***** DATA FOR THIS EXERCISE

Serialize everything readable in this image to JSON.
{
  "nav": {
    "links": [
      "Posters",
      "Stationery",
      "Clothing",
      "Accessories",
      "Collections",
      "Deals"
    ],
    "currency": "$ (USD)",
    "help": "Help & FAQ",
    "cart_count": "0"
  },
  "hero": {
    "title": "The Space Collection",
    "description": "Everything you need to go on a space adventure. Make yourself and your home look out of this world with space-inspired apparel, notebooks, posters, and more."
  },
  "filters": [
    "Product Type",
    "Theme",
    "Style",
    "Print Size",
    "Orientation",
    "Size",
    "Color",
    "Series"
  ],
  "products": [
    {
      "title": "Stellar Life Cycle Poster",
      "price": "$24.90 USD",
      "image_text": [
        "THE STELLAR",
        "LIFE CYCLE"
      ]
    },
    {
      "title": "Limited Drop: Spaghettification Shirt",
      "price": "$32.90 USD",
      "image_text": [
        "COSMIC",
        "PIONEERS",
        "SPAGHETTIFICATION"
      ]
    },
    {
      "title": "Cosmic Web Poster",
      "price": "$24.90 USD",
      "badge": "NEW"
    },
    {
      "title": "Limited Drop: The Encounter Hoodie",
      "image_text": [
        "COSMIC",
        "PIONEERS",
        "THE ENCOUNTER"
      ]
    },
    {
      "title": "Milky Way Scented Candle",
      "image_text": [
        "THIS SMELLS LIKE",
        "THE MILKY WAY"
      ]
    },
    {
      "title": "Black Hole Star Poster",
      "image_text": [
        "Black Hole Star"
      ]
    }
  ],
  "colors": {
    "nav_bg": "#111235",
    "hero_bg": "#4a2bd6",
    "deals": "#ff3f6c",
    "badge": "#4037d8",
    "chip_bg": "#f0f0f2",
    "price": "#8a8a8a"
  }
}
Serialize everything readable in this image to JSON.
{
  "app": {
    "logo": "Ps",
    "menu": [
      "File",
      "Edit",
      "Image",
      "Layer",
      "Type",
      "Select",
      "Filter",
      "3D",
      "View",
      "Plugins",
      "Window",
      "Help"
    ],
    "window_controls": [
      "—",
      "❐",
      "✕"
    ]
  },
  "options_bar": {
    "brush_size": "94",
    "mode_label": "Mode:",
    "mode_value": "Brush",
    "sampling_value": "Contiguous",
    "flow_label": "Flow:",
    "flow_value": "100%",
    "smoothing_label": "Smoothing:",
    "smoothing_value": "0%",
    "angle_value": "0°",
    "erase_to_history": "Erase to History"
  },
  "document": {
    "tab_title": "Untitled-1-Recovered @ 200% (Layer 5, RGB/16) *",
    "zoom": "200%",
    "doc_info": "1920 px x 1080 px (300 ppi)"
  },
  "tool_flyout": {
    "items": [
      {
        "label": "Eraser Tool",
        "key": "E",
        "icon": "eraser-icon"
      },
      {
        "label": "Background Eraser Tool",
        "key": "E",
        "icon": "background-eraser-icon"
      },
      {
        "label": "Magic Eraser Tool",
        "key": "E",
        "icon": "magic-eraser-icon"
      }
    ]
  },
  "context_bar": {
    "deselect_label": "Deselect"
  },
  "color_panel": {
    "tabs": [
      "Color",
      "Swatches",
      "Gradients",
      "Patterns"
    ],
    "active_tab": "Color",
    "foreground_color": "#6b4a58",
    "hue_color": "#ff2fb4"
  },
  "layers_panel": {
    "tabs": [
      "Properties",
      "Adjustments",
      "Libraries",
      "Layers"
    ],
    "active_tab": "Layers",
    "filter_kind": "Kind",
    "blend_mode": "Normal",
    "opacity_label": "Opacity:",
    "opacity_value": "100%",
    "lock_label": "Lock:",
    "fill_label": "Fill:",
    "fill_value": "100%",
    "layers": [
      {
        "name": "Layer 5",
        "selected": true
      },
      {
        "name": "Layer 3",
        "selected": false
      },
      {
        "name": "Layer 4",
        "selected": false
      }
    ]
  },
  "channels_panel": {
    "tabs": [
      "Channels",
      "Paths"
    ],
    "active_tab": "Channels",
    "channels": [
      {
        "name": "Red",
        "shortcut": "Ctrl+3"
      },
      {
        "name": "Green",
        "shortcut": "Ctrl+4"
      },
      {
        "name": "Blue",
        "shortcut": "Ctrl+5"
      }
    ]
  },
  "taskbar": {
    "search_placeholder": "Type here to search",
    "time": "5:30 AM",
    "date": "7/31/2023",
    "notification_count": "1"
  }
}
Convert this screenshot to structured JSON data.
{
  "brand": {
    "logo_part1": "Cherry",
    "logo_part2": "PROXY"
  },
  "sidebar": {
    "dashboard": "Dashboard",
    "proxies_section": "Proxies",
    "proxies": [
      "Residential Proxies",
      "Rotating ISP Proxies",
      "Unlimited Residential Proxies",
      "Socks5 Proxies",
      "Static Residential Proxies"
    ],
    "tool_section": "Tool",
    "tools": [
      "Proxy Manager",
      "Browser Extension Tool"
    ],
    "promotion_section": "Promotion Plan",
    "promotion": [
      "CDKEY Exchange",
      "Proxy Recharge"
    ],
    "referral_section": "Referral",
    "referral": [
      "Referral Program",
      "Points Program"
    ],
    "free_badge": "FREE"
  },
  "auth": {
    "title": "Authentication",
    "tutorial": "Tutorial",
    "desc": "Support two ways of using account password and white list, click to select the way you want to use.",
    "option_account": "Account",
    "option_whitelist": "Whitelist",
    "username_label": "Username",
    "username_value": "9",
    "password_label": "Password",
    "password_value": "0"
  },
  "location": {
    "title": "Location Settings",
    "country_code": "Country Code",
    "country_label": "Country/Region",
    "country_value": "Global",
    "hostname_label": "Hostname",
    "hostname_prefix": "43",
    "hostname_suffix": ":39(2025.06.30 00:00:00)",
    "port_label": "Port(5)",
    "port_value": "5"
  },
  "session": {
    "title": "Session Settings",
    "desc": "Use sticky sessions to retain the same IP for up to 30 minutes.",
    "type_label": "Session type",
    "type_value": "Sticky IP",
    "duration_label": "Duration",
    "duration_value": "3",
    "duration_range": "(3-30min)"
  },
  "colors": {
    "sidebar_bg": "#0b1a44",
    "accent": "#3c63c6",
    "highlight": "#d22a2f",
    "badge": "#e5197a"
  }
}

**********

**THE TASK**
Using the listing above, pull out all lines that hold the word "icon".

**RESPONSE**
        "icon": "eraser-icon"
        "icon": "background-eraser-icon"
        "icon": "magic-eraser-icon"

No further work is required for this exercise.